--- Input material Enclosed Below ---
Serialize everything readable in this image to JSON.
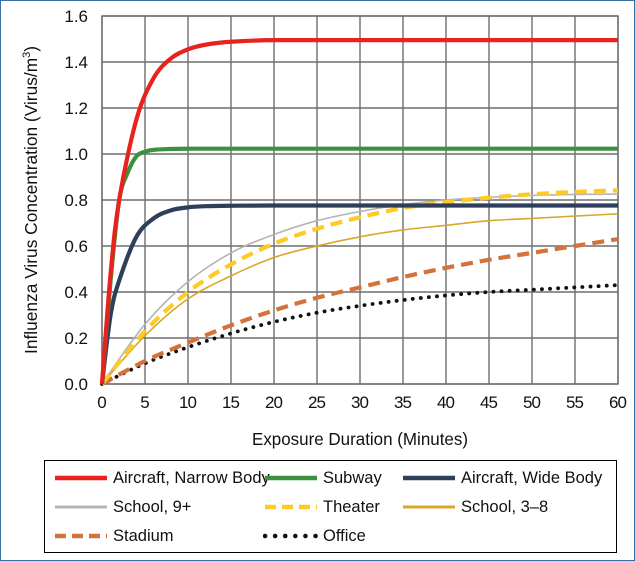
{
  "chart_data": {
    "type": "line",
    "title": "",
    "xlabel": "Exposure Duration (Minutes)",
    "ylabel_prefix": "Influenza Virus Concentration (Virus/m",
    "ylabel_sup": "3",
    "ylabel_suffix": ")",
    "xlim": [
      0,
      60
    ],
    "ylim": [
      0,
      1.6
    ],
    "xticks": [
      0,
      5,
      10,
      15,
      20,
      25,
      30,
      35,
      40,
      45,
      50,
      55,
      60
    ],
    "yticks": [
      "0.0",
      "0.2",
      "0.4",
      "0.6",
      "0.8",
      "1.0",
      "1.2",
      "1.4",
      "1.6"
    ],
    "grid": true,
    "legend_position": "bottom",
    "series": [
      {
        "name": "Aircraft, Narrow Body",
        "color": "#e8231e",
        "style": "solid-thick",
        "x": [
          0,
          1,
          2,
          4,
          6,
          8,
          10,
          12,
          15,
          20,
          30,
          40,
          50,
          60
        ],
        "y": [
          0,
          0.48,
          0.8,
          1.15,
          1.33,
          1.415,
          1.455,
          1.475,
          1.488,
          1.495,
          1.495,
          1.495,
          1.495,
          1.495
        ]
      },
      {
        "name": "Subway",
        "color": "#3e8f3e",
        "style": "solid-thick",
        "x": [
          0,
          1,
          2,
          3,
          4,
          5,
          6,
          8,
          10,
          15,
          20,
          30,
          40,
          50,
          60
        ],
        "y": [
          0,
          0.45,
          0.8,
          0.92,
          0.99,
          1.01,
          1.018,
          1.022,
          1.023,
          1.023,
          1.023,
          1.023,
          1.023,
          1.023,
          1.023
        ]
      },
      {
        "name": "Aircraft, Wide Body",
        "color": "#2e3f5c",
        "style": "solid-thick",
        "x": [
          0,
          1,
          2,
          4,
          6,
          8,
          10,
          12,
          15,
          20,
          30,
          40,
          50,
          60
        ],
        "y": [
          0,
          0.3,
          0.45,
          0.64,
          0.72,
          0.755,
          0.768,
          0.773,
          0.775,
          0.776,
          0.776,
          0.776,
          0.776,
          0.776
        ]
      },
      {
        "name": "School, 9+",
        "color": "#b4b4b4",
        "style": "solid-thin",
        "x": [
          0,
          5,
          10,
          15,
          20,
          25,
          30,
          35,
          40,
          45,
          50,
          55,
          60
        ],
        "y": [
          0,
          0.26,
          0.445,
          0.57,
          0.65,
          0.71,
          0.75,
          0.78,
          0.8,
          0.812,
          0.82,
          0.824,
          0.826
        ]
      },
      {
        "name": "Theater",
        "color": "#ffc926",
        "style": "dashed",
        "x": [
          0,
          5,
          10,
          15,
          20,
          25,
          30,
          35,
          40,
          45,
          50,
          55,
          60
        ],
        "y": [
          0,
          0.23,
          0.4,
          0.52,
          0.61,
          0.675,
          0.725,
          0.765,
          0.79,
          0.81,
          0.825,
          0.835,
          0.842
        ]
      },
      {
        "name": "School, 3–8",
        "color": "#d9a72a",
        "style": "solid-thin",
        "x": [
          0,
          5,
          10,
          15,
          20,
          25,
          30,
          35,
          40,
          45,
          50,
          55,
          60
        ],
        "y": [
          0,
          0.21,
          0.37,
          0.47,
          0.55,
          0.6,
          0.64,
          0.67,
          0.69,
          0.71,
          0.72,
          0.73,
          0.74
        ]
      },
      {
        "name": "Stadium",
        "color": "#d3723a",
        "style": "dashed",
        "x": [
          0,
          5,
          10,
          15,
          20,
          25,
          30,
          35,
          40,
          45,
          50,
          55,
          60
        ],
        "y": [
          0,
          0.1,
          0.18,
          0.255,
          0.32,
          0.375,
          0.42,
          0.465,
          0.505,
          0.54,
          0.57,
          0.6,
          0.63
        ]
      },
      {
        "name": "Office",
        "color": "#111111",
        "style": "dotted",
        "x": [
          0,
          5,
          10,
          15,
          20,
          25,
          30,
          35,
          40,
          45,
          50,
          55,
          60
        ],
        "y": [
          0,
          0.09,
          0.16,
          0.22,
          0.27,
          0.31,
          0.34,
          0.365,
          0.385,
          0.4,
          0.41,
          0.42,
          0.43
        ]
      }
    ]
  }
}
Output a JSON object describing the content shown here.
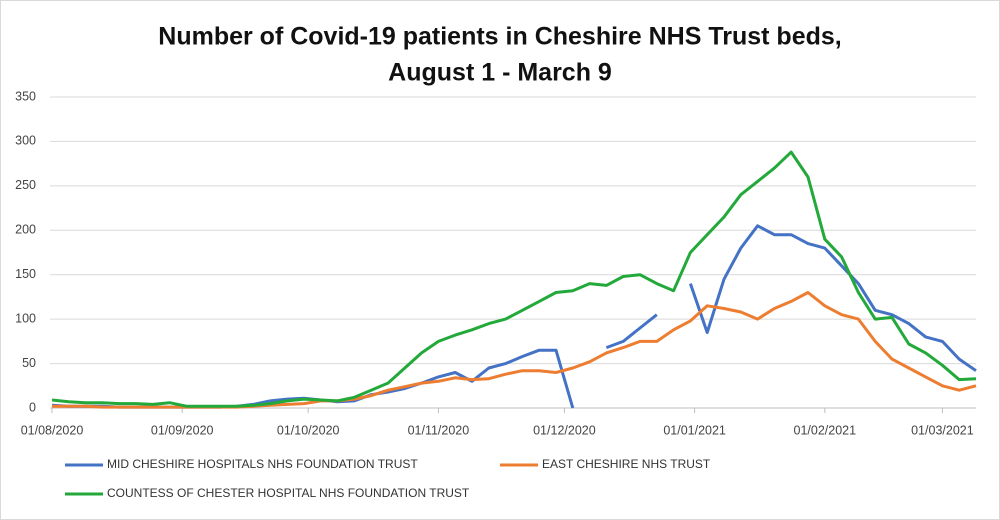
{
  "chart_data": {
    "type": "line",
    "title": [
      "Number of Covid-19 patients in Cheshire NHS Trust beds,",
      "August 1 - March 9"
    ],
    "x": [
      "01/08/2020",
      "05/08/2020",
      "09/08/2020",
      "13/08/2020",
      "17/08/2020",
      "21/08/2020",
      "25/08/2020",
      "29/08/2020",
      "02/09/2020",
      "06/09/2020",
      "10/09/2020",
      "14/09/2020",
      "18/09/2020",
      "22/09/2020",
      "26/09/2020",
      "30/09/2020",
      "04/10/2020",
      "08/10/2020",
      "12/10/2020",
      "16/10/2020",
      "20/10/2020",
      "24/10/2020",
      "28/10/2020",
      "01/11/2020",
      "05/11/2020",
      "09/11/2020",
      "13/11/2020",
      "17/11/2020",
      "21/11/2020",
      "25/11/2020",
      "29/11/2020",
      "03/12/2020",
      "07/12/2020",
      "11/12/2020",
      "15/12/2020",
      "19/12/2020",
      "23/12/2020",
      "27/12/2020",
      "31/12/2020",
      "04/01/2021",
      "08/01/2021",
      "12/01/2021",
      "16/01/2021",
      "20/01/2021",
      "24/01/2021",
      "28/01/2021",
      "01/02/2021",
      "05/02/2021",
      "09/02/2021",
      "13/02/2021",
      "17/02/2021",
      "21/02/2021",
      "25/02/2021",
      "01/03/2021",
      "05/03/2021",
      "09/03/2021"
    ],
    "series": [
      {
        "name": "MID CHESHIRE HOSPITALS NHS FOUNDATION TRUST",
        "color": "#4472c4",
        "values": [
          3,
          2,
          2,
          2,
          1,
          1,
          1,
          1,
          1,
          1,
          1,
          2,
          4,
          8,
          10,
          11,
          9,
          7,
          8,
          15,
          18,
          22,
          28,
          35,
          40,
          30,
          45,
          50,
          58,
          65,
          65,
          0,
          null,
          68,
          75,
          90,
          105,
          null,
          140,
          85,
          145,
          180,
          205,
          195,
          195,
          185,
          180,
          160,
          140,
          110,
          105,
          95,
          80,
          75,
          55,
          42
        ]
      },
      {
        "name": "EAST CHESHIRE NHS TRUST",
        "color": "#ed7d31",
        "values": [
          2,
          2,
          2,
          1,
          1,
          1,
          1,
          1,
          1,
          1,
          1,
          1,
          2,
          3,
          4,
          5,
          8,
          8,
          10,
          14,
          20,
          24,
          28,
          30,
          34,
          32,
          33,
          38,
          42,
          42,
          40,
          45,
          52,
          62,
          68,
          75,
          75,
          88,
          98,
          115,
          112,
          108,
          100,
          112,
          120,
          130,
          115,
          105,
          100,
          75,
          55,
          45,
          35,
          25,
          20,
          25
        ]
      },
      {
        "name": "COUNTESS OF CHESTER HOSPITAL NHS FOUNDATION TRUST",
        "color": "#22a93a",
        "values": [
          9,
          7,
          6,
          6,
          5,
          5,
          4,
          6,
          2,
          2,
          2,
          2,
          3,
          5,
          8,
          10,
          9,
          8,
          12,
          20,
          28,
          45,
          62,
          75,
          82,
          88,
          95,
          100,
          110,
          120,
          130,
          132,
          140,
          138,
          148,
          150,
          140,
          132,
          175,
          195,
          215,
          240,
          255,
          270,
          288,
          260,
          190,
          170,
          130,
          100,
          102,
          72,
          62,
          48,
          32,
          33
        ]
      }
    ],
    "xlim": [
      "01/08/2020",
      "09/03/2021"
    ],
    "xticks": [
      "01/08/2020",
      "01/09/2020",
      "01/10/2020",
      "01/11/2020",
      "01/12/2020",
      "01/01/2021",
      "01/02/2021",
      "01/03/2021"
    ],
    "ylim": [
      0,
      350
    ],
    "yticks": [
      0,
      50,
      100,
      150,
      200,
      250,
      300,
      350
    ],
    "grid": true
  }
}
--- End of Enclosed Input material ---
For the entries, state the number of lines that include the string "FOUNDATION". Add no other words.

2